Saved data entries
━━━━
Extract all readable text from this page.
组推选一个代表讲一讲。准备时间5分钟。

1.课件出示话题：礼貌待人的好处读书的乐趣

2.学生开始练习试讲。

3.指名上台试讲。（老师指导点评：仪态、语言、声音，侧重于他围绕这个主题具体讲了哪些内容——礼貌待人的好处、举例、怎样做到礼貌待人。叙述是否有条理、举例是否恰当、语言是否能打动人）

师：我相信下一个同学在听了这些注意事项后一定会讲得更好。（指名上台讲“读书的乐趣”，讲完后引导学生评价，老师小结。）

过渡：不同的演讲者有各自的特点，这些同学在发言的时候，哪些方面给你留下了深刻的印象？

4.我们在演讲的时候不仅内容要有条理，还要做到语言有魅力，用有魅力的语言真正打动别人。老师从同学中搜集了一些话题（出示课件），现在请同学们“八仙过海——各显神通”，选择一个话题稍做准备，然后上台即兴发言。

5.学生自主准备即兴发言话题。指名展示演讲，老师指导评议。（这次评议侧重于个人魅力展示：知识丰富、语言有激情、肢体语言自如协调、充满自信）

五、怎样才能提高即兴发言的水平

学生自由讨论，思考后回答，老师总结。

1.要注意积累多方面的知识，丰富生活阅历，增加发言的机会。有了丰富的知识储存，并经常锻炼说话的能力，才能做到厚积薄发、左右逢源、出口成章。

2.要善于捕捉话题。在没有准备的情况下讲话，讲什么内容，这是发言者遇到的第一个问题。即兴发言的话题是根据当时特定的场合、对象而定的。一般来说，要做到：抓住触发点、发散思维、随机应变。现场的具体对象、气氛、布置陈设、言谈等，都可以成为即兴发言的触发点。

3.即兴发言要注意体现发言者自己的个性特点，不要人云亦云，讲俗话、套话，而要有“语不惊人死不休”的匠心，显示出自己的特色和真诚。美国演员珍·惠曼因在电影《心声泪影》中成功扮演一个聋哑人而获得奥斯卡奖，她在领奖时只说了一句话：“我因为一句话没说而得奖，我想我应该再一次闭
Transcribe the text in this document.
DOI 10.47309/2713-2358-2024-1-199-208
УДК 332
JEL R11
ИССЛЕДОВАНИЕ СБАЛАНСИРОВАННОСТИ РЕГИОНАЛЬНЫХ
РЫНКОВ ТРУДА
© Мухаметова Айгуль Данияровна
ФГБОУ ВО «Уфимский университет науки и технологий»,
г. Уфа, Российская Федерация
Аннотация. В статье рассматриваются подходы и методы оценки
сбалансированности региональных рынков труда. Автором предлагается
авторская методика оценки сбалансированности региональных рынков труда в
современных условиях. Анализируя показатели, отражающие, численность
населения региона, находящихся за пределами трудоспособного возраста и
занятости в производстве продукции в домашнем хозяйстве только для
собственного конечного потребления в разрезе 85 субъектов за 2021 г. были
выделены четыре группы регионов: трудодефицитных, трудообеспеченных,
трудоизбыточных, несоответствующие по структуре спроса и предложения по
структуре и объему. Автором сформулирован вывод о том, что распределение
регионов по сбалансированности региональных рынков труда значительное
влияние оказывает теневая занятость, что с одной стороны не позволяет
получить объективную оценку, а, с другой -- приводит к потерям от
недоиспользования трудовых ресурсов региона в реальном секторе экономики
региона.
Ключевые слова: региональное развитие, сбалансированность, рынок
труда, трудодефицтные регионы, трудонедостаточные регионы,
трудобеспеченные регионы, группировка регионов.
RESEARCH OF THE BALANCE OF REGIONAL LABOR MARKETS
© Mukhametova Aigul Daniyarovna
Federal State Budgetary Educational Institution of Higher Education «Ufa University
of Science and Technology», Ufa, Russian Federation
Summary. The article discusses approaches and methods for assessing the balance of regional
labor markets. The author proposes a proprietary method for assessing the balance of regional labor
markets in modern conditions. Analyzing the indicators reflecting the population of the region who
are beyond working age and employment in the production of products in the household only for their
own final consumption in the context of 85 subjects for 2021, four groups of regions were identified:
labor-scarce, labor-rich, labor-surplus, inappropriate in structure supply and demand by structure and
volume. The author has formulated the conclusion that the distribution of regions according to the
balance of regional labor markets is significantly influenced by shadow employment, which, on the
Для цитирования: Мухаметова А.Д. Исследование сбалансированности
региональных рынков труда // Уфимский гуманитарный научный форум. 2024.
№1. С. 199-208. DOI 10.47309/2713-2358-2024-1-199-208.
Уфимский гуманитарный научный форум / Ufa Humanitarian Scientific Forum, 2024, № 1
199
━━━━
_Prompt_. Search the lines for the string "employment" and copy every line that has it.

_Full output_.
are beyond working age and employment in the production of products in the household only for their
balance of regional labor markets is significantly influenced by shadow employment, which, on the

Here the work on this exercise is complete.